Two groups of descendants, A and B, from the cross ♂Bc116 × ♀Bc448, were established, each one integrated by 60 individuals: the first one included individuals resembling the aggressive isolate Bc448 and the second one individuals resembling the non-aggressive isolate Bc116. Then, the distribution of the frequencies of the SNPs specific of each parental isolate was analyzed in the two groups of individuals. Except in Chr14, the plots of the SNP index display values close to “0” along the entire chromosome for most chromosomes, as shown for Chr13: (Figure 6A, plots for other chromosomes show the same profile). In Chr14 the two SNP plots peaked around coordinate 1,500,000, reaching maximal values (close to +1) for the one corresponding to the Bc116 isolate specific SNPs and minimal values (close to −1) for the one corresponding to the Bc448 isolate specific SNPs. Both plots delimitated a genomic region of markers associated with the segregating phenotypes of about 200 kb (between coordinates 1,400,000 and 1,600,000) (Figure 6B). This region includes 41 annotated genes in the genome of the reference strain B05.10 (Table S1).
The mapped region was analyzed in detail, searching for polymorphisms with an expectedly large impact that could determine a loss of function and explain the observed phenotypes. As a second criterion, genes with a predicted regulatory role were considered as best candidates, as the mutation in Bc116 determines alterations in diverse processes. A list of the genes annotated in the mapped region, together with the polymorphisms identified, is presented in Table S1.
Among the candidates, the bcltf1 gene (Bcin14g03940) was detected, described previously as a gene encoding a TF regulating virulence and light responses in B. cinerea [31]. In the Bc116 genome, a large deletion of about 2 kb in size was identified (Figure 6C) between positions 1,530,248 and 1,532,273. This deletion involves the 5′-UTR of gene bcltf1 and the first 211 nucleotides of its structural region, including the first exon, consisting of 32 nucleotides, the first intron, consisting of 91 nucleotides, and the first 88 nucleotides of the second exon. Because of this mutation, the encoded protein is expected to lack the first 54 amino acids. The presence of the deletion and its extension were confirmed by amplifying the deleted region with primers flanking it in the reference genome (Figure 7A) and sequencing it.

#### PROVIDED RECORDS
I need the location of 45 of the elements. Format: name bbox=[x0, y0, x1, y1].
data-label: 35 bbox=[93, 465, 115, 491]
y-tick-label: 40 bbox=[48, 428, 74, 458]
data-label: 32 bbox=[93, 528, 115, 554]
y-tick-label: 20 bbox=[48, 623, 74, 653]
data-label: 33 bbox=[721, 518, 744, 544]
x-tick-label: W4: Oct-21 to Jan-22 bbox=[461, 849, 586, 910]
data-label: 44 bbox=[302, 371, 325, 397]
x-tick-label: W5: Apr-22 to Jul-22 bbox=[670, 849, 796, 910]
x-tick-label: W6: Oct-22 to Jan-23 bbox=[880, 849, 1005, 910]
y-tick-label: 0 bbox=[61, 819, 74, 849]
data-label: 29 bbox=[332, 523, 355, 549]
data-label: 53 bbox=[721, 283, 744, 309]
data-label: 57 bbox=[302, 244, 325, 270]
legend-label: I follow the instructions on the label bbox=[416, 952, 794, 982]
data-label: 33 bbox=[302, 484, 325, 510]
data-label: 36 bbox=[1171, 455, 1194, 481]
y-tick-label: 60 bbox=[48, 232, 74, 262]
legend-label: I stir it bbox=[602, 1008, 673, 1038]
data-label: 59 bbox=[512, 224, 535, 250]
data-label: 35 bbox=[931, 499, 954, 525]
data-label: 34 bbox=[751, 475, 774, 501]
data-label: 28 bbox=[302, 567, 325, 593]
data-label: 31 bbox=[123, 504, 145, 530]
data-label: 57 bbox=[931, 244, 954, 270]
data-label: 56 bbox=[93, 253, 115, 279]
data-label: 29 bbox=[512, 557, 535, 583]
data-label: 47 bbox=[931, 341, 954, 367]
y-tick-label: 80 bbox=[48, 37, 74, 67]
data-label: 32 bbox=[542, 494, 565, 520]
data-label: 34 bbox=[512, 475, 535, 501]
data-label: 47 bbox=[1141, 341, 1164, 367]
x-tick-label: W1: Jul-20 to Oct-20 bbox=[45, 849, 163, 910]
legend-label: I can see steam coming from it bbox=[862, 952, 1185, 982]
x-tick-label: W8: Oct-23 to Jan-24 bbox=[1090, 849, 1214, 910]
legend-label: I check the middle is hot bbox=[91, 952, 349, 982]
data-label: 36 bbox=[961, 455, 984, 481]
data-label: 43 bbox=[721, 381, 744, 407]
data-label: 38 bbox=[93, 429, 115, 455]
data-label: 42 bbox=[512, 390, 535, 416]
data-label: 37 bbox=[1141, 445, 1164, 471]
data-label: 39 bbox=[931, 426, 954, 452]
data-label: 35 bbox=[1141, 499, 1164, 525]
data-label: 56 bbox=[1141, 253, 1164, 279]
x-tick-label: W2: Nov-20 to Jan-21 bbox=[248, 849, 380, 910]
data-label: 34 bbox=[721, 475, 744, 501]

#### EXERCISE INSTRUCTIONS
[A] Output the passage of the genetic mapping text between "Among the candidates, the" and "and sequencing it.", inclusive.
[B] Answer these questions from the genetic mapping text:
(i) How many individuals made up each of the two groups of descendants?
(ii) Under the second criterion, which genes were considered the best candidates?
(iii) How many nucleotides long is the first intron of bcltf1?

#### EXPECTED RESPONSES
[A]
Among the candidates, the bcltf1 gene (Bcin14g03940) was detected, described previously as a gene encoding a TF regulating virulence and light responses in B. cinerea [31]. In the Bc116 genome, a large deletion of about 2 kb in size was identified (Figure 6C) between positions 1,530,248 and 1,532,273. This deletion involves the 5′-UTR of gene bcltf1 and the first 211 nucleotides of its structural region, including the first exon, consisting of 32 nucleotides, the first intron, consisting of 91 nucleotides, and the first 88 nucleotides of the second exon. Because of this mutation, the encoded protein is expected to lack the first 54 amino acids. The presence of the deletion and its extension were confirmed by amplifying the deleted region with primers flanking it in the reference genome (Figure 7A) and sequencing it.

[B]
(i) 60
(ii) Genes with a predicted regulatory role
(iii) 91